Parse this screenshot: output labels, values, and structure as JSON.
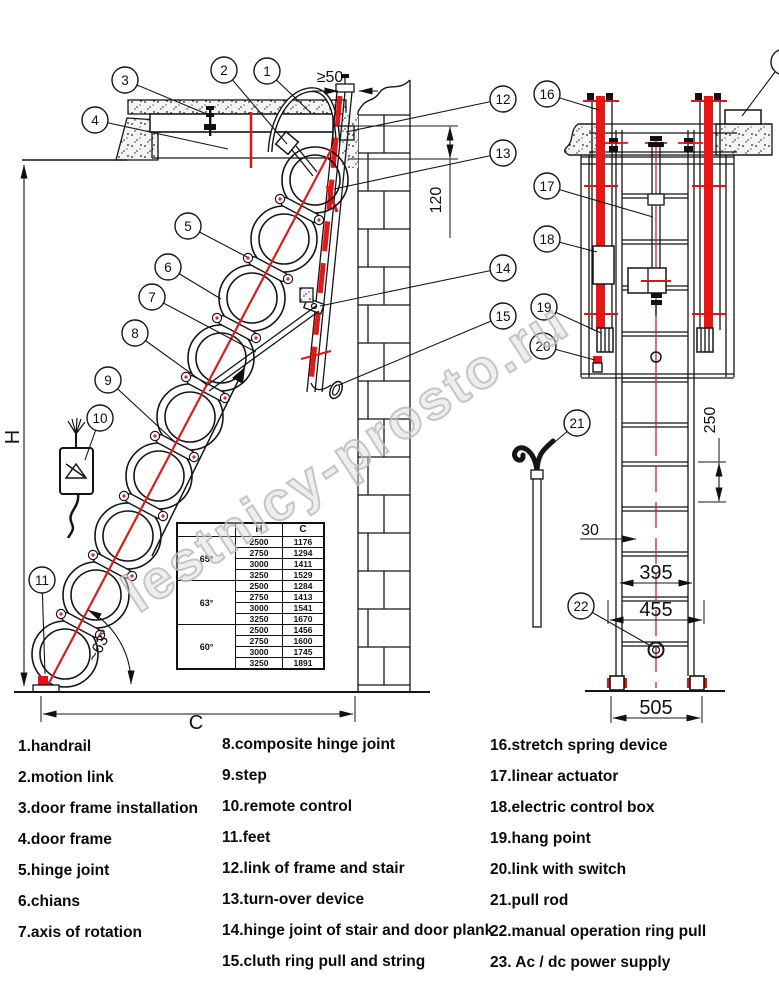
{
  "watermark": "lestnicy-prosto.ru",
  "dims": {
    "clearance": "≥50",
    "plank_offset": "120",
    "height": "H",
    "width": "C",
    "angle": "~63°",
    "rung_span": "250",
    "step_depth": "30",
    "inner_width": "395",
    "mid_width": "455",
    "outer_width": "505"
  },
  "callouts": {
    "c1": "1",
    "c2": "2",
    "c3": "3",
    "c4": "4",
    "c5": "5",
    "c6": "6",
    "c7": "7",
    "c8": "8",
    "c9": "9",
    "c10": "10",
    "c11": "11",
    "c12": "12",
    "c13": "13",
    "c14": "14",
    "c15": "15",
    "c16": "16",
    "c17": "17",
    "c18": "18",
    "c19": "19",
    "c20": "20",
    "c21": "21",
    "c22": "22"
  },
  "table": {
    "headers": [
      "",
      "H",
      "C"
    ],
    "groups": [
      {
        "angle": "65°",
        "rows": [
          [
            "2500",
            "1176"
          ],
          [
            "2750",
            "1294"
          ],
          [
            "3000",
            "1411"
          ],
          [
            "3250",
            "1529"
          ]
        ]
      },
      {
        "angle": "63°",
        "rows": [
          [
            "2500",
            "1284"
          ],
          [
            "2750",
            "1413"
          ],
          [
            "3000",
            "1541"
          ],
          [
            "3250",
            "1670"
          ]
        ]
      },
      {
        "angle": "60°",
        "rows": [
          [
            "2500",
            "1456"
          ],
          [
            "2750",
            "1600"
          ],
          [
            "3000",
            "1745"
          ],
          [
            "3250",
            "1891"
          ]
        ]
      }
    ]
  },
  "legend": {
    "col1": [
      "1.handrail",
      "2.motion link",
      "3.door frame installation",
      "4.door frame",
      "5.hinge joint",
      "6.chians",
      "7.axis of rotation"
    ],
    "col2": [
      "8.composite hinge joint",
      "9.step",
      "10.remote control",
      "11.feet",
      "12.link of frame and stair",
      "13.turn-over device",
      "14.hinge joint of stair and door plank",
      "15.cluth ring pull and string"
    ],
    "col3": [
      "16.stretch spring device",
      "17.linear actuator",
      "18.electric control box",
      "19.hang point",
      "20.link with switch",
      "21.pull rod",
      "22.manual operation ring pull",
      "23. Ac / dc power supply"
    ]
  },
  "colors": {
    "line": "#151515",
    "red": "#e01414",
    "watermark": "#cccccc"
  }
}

──────

- [Problem description]
Word for word, quote the lines above. Omit the pictures.

- [Response to this task]
Parse this screenshot: output labels, values, and structure as JSON.
{
  "watermark": "lestnicy-prosto.ru",
  "dims": {
    "clearance": "≥50",
    "plank_offset": "120",
    "height": "H",
    "width": "C",
    "angle": "~63°",
    "rung_span": "250",
    "step_depth": "30",
    "inner_width": "395",
    "mid_width": "455",
    "outer_width": "505"
  },
  "callouts": {
    "c1": "1",
    "c2": "2",
    "c3": "3",
    "c4": "4",
    "c5": "5",
    "c6": "6",
    "c7": "7",
    "c8": "8",
    "c9": "9",
    "c10": "10",
    "c11": "11",
    "c12": "12",
    "c13": "13",
    "c14": "14",
    "c15": "15",
    "c16": "16",
    "c17": "17",
    "c18": "18",
    "c19": "19",
    "c20": "20",
    "c21": "21",
    "c22": "22"
  },
  "table": {
    "headers": [
      "",
      "H",
      "C"
    ],
    "groups": [
      {
        "angle": "65°",
        "rows": [
          [
            "2500",
            "1176"
          ],
          [
            "2750",
            "1294"
          ],
          [
            "3000",
            "1411"
          ],
          [
            "3250",
            "1529"
          ]
        ]
      },
      {
        "angle": "63°",
        "rows": [
          [
            "2500",
            "1284"
          ],
          [
            "2750",
            "1413"
          ],
          [
            "3000",
            "1541"
          ],
          [
            "3250",
            "1670"
          ]
        ]
      },
      {
        "angle": "60°",
        "rows": [
          [
            "2500",
            "1456"
          ],
          [
            "2750",
            "1600"
          ],
          [
            "3000",
            "1745"
          ],
          [
            "3250",
            "1891"
          ]
        ]
      }
    ]
  },
  "legend": {
    "col1": [
      "1.handrail",
      "2.motion link",
      "3.door frame installation",
      "4.door frame",
      "5.hinge joint",
      "6.chians",
      "7.axis of rotation"
    ],
    "col2": [
      "8.composite hinge joint",
      "9.step",
      "10.remote control",
      "11.feet",
      "12.link of frame and stair",
      "13.turn-over device",
      "14.hinge joint of stair and door plank",
      "15.cluth ring pull and string"
    ],
    "col3": [
      "16.stretch spring device",
      "17.linear actuator",
      "18.electric control box",
      "19.hang point",
      "20.link with switch",
      "21.pull rod",
      "22.manual operation ring pull",
      "23. Ac / dc power supply"
    ]
  },
  "colors": {
    "line": "#151515",
    "red": "#e01414",
    "watermark": "#cccccc"
  }
}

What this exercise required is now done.